** EXERCISE INPUT **
○ ○ ○ ○ ○
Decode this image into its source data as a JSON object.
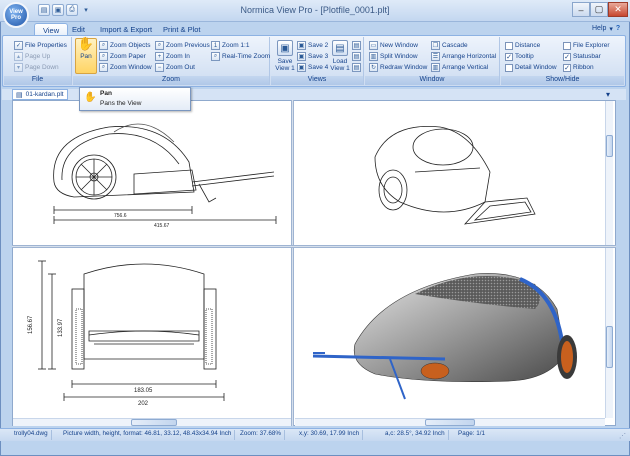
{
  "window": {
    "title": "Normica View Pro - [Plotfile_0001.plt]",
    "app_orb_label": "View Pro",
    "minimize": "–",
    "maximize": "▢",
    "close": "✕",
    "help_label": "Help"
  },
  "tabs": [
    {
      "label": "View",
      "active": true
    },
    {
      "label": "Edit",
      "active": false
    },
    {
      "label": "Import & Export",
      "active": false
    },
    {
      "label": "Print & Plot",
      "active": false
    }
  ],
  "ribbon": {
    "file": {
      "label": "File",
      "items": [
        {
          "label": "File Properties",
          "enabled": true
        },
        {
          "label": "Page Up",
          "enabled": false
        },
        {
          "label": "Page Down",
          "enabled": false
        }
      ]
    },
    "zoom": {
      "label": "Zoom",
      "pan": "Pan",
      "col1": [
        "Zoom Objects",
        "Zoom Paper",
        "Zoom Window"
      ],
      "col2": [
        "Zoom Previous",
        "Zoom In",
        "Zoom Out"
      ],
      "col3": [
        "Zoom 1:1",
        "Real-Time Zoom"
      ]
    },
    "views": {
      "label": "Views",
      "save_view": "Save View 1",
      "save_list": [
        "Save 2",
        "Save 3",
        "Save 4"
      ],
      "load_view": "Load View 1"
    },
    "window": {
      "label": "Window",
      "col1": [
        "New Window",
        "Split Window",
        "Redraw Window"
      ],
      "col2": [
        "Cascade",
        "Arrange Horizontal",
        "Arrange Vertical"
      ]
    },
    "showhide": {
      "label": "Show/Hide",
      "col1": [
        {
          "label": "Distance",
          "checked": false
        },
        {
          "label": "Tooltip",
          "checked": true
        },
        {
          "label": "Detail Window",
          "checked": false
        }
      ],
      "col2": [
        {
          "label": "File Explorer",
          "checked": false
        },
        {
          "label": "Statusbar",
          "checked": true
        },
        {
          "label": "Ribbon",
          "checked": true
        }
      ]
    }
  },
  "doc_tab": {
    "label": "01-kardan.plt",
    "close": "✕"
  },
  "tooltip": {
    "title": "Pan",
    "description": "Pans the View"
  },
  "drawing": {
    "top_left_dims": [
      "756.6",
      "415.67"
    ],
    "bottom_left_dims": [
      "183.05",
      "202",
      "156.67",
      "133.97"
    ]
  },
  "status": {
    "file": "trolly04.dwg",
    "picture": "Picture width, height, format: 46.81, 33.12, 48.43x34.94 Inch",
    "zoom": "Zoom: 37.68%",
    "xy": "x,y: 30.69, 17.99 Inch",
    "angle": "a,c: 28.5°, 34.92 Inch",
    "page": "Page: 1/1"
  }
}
○ ○ ○ ○ ○
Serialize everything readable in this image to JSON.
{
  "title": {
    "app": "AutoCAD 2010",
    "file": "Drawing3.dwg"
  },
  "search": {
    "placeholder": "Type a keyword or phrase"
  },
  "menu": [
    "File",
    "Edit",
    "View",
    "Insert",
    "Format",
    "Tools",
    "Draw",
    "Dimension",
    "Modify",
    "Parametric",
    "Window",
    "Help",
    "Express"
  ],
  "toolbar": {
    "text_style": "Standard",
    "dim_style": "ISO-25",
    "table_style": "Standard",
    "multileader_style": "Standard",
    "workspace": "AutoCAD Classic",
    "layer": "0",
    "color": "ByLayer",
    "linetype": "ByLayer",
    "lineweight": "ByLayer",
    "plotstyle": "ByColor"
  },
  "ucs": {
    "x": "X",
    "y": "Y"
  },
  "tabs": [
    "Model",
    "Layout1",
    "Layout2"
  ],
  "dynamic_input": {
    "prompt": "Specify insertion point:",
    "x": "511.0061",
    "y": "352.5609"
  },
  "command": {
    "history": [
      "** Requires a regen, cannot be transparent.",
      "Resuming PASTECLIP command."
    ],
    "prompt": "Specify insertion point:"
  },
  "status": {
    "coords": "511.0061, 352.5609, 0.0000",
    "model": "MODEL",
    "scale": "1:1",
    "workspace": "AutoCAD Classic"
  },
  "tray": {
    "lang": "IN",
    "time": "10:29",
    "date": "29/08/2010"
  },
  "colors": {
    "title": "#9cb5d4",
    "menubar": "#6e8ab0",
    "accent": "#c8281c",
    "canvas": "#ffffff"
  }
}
○ ○ ○ ○ ○
Locate all lines that include the word "Specify" and copy them out.

    "prompt": "Specify insertion point:",
    "prompt": "Specify insertion point:"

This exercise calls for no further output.